(Items from a dataset)
________

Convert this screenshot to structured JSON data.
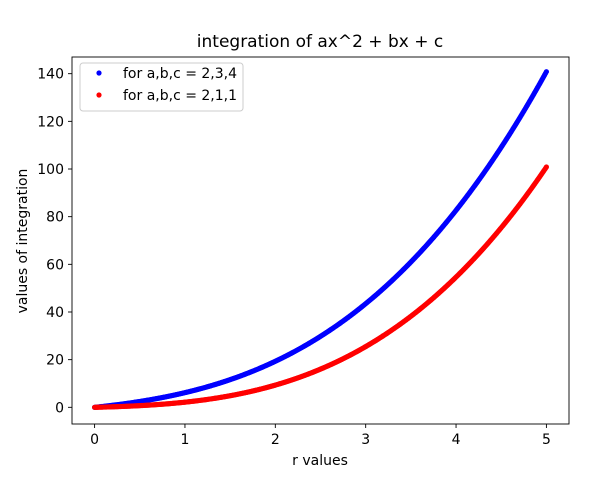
{
  "chart_data": {
    "type": "scatter",
    "title": "integration of ax^2 + bx + c",
    "xlabel": "r values",
    "ylabel": "values of integration",
    "xlim": [
      -0.25,
      5.25
    ],
    "ylim": [
      -7,
      147
    ],
    "x_ticks": [
      0,
      1,
      2,
      3,
      4,
      5
    ],
    "y_ticks": [
      0,
      20,
      40,
      60,
      80,
      100,
      120,
      140
    ],
    "x_tick_labels": [
      "0",
      "1",
      "2",
      "3",
      "4",
      "5"
    ],
    "y_tick_labels": [
      "0",
      "20",
      "40",
      "60",
      "80",
      "100",
      "120",
      "140"
    ],
    "legend_position": "top-left",
    "grid": false,
    "x_range": [
      0,
      5
    ],
    "n_points": 500,
    "series": [
      {
        "name": "for a,b,c = 2,3,4",
        "color": "#0000ff",
        "marker": "dot",
        "coefficients": {
          "a": 2,
          "b": 3,
          "c": 4
        },
        "y_end": 140
      },
      {
        "name": "for a,b,c = 2,1,1",
        "color": "#ff0000",
        "marker": "dot",
        "coefficients": {
          "a": 2,
          "b": 1,
          "c": 1
        },
        "y_end": 100
      }
    ]
  }
}
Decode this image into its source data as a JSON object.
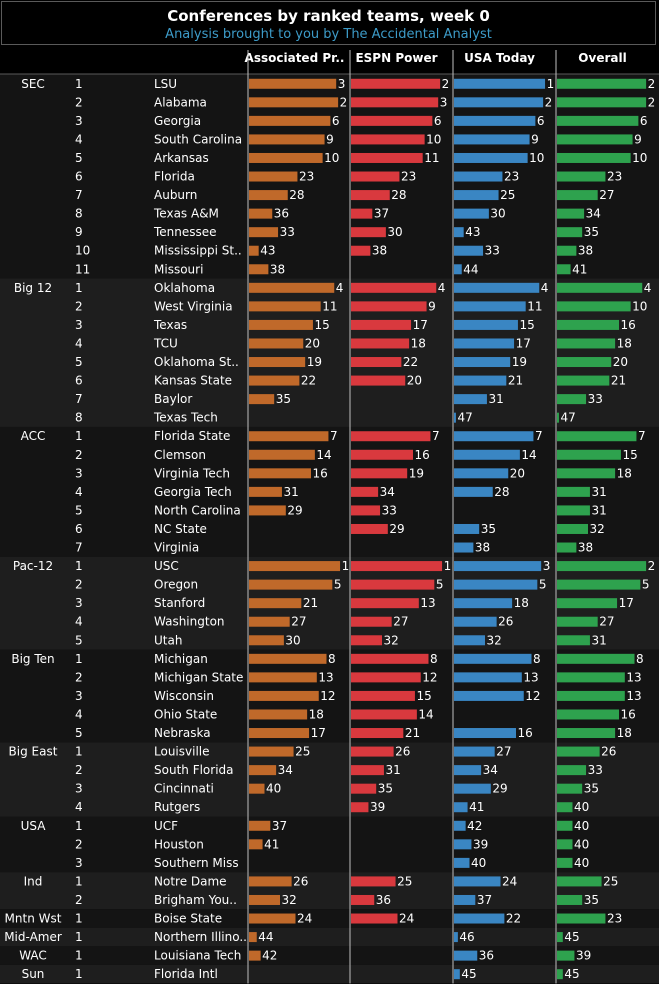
{
  "header": {
    "title": "Conferences by ranked teams, week 0",
    "subtitle_prefix": "Analysis brought to you by ",
    "subtitle_link": "The Accidental Analyst"
  },
  "colors": {
    "ap": "#c0692a",
    "espn": "#d9393e",
    "usa": "#3a86c3",
    "overall": "#2ea24e",
    "band_dark": "#141414",
    "band_light": "#1e1e1e"
  },
  "chart_data": {
    "type": "bar",
    "layout": "small-multiples",
    "columns": [
      "Associated Pr..",
      "ESPN Power",
      "USA Today",
      "Overall"
    ],
    "series_keys": [
      "ap",
      "espn",
      "usa",
      "overall"
    ],
    "value_axis": "rank (1 = best, longer bar)",
    "rank_range": [
      1,
      47
    ],
    "conferences": [
      {
        "name": "SEC",
        "teams": [
          {
            "n": "1",
            "team": "LSU",
            "v": [
              3,
              2,
              1,
              2
            ]
          },
          {
            "n": "2",
            "team": "Alabama",
            "v": [
              2,
              3,
              2,
              2
            ]
          },
          {
            "n": "3",
            "team": "Georgia",
            "v": [
              6,
              6,
              6,
              6
            ]
          },
          {
            "n": "4",
            "team": "South Carolina",
            "v": [
              9,
              10,
              9,
              9
            ]
          },
          {
            "n": "5",
            "team": "Arkansas",
            "v": [
              10,
              11,
              10,
              10
            ]
          },
          {
            "n": "6",
            "team": "Florida",
            "v": [
              23,
              23,
              23,
              23
            ]
          },
          {
            "n": "7",
            "team": "Auburn",
            "v": [
              28,
              28,
              25,
              27
            ]
          },
          {
            "n": "8",
            "team": "Texas A&M",
            "v": [
              36,
              37,
              30,
              34
            ]
          },
          {
            "n": "9",
            "team": "Tennessee",
            "v": [
              33,
              30,
              43,
              35
            ]
          },
          {
            "n": "10",
            "team": "Mississippi St..",
            "v": [
              43,
              38,
              33,
              38
            ]
          },
          {
            "n": "11",
            "team": "Missouri",
            "v": [
              38,
              null,
              44,
              41
            ]
          }
        ]
      },
      {
        "name": "Big 12",
        "teams": [
          {
            "n": "1",
            "team": "Oklahoma",
            "v": [
              4,
              4,
              4,
              4
            ]
          },
          {
            "n": "2",
            "team": "West Virginia",
            "v": [
              11,
              9,
              11,
              10
            ]
          },
          {
            "n": "3",
            "team": "Texas",
            "v": [
              15,
              17,
              15,
              16
            ]
          },
          {
            "n": "4",
            "team": "TCU",
            "v": [
              20,
              18,
              17,
              18
            ]
          },
          {
            "n": "5",
            "team": "Oklahoma St..",
            "v": [
              19,
              22,
              19,
              20
            ]
          },
          {
            "n": "6",
            "team": "Kansas State",
            "v": [
              22,
              20,
              21,
              21
            ]
          },
          {
            "n": "7",
            "team": "Baylor",
            "v": [
              35,
              null,
              31,
              33
            ]
          },
          {
            "n": "8",
            "team": "Texas Tech",
            "v": [
              null,
              null,
              47,
              47
            ]
          }
        ]
      },
      {
        "name": "ACC",
        "teams": [
          {
            "n": "1",
            "team": "Florida State",
            "v": [
              7,
              7,
              7,
              7
            ]
          },
          {
            "n": "2",
            "team": "Clemson",
            "v": [
              14,
              16,
              14,
              15
            ]
          },
          {
            "n": "3",
            "team": "Virginia Tech",
            "v": [
              16,
              19,
              20,
              18
            ]
          },
          {
            "n": "4",
            "team": "Georgia Tech",
            "v": [
              31,
              34,
              28,
              31
            ]
          },
          {
            "n": "5",
            "team": "North Carolina",
            "v": [
              29,
              33,
              null,
              31
            ]
          },
          {
            "n": "6",
            "team": "NC State",
            "v": [
              null,
              29,
              35,
              32
            ]
          },
          {
            "n": "7",
            "team": "Virginia",
            "v": [
              null,
              null,
              38,
              38
            ]
          }
        ]
      },
      {
        "name": "Pac-12",
        "teams": [
          {
            "n": "1",
            "team": "USC",
            "v": [
              1,
              1,
              3,
              2
            ]
          },
          {
            "n": "2",
            "team": "Oregon",
            "v": [
              5,
              5,
              5,
              5
            ]
          },
          {
            "n": "3",
            "team": "Stanford",
            "v": [
              21,
              13,
              18,
              17
            ]
          },
          {
            "n": "4",
            "team": "Washington",
            "v": [
              27,
              27,
              26,
              27
            ]
          },
          {
            "n": "5",
            "team": "Utah",
            "v": [
              30,
              32,
              32,
              31
            ]
          }
        ]
      },
      {
        "name": "Big Ten",
        "teams": [
          {
            "n": "1",
            "team": "Michigan",
            "v": [
              8,
              8,
              8,
              8
            ]
          },
          {
            "n": "2",
            "team": "Michigan State",
            "v": [
              13,
              12,
              13,
              13
            ]
          },
          {
            "n": "3",
            "team": "Wisconsin",
            "v": [
              12,
              15,
              12,
              13
            ]
          },
          {
            "n": "4",
            "team": "Ohio State",
            "v": [
              18,
              14,
              null,
              16
            ]
          },
          {
            "n": "5",
            "team": "Nebraska",
            "v": [
              17,
              21,
              16,
              18
            ]
          }
        ]
      },
      {
        "name": "Big East",
        "teams": [
          {
            "n": "1",
            "team": "Louisville",
            "v": [
              25,
              26,
              27,
              26
            ]
          },
          {
            "n": "2",
            "team": "South Florida",
            "v": [
              34,
              31,
              34,
              33
            ]
          },
          {
            "n": "3",
            "team": "Cincinnati",
            "v": [
              40,
              35,
              29,
              35
            ]
          },
          {
            "n": "4",
            "team": "Rutgers",
            "v": [
              null,
              39,
              41,
              40
            ]
          }
        ]
      },
      {
        "name": "USA",
        "teams": [
          {
            "n": "1",
            "team": "UCF",
            "v": [
              37,
              null,
              42,
              40
            ]
          },
          {
            "n": "2",
            "team": "Houston",
            "v": [
              41,
              null,
              39,
              40
            ]
          },
          {
            "n": "3",
            "team": "Southern Miss",
            "v": [
              null,
              null,
              40,
              40
            ]
          }
        ]
      },
      {
        "name": "Ind",
        "teams": [
          {
            "n": "1",
            "team": "Notre Dame",
            "v": [
              26,
              25,
              24,
              25
            ]
          },
          {
            "n": "2",
            "team": "Brigham You..",
            "v": [
              32,
              36,
              37,
              35
            ]
          }
        ]
      },
      {
        "name": "Mntn Wst",
        "teams": [
          {
            "n": "1",
            "team": "Boise State",
            "v": [
              24,
              24,
              22,
              23
            ]
          }
        ]
      },
      {
        "name": "Mid-Amer",
        "teams": [
          {
            "n": "1",
            "team": "Northern Illino..",
            "v": [
              44,
              null,
              46,
              45
            ]
          }
        ]
      },
      {
        "name": "WAC",
        "teams": [
          {
            "n": "1",
            "team": "Louisiana Tech",
            "v": [
              42,
              null,
              36,
              39
            ]
          }
        ]
      },
      {
        "name": "Sun",
        "teams": [
          {
            "n": "1",
            "team": "Florida Intl",
            "v": [
              null,
              null,
              45,
              45
            ]
          }
        ]
      }
    ]
  }
}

________

- WHAT YOU WILL DO: Gather each line in the data that holds the string "JSON".

- SOLUTION FOR THIS EXERCISE:
Convert this screenshot to structured JSON data.
Decode this image into its source data as a JSON object.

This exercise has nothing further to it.